Stored data =>
= = =
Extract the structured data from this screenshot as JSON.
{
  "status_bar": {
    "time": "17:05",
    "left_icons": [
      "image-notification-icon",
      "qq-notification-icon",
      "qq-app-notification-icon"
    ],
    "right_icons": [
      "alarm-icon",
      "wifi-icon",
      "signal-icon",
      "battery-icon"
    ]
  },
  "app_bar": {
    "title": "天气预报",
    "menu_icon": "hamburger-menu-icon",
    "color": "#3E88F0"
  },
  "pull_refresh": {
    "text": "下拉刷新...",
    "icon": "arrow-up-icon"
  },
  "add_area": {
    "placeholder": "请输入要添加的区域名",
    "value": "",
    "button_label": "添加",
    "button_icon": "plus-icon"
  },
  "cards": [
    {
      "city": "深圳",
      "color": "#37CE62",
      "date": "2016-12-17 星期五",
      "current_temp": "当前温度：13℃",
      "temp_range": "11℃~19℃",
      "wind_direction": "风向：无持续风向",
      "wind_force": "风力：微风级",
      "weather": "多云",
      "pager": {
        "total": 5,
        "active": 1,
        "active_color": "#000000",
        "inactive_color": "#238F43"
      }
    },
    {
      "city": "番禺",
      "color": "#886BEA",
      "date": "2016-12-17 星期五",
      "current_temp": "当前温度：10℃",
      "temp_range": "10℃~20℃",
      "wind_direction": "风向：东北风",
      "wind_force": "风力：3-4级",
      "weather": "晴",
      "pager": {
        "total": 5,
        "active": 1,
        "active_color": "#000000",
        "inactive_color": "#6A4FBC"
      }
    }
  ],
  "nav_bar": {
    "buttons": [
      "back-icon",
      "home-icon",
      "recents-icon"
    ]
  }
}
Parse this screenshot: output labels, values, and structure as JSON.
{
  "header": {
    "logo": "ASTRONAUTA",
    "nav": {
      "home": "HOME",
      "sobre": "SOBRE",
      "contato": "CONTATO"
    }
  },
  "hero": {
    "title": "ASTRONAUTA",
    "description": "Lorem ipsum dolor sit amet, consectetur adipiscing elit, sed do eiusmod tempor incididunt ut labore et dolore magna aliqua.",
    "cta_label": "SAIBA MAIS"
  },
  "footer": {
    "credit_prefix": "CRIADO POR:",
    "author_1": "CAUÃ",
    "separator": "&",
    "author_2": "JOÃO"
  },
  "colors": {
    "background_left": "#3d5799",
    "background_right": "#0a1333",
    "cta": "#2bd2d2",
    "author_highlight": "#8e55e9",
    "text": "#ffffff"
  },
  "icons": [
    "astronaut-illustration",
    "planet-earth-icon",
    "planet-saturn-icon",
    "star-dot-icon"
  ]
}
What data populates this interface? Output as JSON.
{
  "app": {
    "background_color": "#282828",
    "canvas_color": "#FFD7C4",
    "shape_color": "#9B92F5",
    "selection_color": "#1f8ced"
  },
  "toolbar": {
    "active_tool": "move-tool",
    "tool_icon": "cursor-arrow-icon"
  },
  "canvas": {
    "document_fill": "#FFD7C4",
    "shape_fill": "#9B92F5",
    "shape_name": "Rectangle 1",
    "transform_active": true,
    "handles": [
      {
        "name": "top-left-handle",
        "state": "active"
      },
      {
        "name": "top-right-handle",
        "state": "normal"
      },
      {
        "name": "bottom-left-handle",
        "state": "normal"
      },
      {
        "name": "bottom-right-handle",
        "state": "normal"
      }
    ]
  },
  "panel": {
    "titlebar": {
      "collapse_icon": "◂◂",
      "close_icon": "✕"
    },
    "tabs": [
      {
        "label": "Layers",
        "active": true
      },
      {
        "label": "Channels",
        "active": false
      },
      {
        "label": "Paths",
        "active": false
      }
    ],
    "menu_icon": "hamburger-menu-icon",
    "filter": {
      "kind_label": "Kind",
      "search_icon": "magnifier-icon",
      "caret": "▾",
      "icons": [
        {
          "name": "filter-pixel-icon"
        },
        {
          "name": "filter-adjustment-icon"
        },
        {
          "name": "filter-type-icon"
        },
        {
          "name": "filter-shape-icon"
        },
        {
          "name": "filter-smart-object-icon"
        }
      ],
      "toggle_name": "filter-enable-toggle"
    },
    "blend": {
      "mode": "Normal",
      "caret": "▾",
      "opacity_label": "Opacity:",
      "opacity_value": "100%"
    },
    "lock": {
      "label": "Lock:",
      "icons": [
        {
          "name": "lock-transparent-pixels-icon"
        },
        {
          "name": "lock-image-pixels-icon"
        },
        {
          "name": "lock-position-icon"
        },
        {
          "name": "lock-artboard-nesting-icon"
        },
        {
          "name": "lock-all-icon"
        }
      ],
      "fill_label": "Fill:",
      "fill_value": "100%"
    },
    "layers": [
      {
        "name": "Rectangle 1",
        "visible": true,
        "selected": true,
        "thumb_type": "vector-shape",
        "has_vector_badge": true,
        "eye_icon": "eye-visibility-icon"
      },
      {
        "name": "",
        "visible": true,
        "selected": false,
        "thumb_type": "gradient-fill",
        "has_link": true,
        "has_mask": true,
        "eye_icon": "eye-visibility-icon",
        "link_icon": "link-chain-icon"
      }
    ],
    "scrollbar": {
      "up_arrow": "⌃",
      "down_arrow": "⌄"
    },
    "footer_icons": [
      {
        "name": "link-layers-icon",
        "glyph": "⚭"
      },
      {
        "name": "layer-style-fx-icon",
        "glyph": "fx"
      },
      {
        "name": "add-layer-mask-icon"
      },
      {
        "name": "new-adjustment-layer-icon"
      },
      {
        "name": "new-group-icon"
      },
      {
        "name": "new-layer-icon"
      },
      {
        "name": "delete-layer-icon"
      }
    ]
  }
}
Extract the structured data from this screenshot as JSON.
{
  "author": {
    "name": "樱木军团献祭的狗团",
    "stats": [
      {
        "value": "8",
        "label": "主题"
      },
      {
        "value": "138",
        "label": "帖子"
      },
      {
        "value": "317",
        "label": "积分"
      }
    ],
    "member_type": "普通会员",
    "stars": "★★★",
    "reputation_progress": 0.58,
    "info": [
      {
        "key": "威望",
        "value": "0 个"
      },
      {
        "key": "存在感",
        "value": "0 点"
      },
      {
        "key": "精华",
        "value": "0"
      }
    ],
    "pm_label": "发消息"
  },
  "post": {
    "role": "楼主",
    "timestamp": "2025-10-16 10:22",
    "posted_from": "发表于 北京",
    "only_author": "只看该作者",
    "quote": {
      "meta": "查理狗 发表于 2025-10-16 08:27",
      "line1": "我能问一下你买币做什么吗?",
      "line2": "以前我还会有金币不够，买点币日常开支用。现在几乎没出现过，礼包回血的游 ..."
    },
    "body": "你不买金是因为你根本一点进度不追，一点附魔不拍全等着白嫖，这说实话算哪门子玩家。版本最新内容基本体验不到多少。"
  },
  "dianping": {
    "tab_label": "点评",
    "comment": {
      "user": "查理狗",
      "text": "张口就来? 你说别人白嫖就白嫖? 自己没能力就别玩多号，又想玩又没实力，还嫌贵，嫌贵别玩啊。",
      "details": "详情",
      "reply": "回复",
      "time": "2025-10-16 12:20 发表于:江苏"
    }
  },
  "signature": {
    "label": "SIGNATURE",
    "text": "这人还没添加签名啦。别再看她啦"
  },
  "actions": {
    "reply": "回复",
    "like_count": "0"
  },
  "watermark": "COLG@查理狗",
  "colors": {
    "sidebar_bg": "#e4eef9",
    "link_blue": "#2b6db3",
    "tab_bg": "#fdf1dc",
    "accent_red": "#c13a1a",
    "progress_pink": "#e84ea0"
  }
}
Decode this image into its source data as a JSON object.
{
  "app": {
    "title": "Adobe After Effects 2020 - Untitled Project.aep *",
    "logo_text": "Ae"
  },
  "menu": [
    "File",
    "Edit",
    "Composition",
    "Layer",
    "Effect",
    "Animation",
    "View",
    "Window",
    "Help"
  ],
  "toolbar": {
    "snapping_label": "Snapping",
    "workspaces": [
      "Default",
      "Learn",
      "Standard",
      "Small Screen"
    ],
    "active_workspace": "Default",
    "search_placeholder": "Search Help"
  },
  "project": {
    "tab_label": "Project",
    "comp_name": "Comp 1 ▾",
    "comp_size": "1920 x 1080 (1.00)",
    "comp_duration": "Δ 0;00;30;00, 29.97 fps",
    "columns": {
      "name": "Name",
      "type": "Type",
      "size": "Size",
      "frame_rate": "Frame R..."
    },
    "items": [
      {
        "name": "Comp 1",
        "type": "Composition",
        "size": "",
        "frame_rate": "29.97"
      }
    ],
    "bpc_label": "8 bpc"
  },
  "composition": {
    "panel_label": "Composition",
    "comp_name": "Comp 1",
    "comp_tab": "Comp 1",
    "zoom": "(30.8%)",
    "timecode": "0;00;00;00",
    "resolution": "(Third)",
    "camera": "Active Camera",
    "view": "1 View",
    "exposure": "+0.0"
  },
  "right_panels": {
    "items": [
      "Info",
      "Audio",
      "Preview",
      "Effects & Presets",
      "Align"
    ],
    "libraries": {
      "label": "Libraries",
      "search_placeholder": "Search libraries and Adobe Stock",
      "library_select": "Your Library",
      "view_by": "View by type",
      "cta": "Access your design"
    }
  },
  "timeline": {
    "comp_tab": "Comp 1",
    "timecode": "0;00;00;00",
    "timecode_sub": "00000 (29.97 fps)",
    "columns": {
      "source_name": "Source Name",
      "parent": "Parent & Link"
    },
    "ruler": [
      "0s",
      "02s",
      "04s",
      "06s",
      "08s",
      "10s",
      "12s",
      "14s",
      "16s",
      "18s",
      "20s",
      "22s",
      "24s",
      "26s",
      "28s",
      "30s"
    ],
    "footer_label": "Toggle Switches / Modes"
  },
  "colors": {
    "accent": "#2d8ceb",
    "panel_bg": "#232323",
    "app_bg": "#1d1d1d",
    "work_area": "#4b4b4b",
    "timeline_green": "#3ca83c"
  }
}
= = =
Only the number is wanted: how many lines in the data include the string "filter"?

7